Records to use:
*** Begin section ***

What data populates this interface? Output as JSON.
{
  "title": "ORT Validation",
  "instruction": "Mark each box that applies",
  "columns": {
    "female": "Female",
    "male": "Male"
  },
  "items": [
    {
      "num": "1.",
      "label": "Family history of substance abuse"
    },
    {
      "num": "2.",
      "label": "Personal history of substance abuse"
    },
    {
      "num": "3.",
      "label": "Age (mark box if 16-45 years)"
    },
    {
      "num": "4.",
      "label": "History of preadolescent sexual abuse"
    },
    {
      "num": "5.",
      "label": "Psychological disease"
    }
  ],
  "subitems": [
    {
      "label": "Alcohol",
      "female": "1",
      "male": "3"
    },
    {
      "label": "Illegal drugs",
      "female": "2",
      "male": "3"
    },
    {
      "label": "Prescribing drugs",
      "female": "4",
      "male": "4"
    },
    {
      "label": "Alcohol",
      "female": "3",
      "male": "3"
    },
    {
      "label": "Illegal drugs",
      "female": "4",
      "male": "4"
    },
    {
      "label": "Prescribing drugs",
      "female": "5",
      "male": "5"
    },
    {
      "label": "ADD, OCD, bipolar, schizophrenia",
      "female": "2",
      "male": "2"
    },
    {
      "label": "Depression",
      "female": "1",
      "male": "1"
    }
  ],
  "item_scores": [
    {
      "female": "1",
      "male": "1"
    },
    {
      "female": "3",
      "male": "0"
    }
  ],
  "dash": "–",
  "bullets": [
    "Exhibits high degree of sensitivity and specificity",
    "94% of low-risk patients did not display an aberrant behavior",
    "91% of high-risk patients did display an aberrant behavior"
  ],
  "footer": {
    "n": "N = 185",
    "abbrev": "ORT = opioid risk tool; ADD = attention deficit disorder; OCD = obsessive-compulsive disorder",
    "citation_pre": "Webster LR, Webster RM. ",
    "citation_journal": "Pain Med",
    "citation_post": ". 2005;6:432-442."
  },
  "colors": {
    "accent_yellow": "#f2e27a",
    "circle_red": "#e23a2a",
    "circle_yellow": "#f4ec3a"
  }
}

*** End section ***

Exercise: From the entries above, show each line that includes the string "patients".

Result for this task:
    "94% of low-risk patients did not display an aberrant behavior",
    "91% of high-risk patients did display an aberrant behavior"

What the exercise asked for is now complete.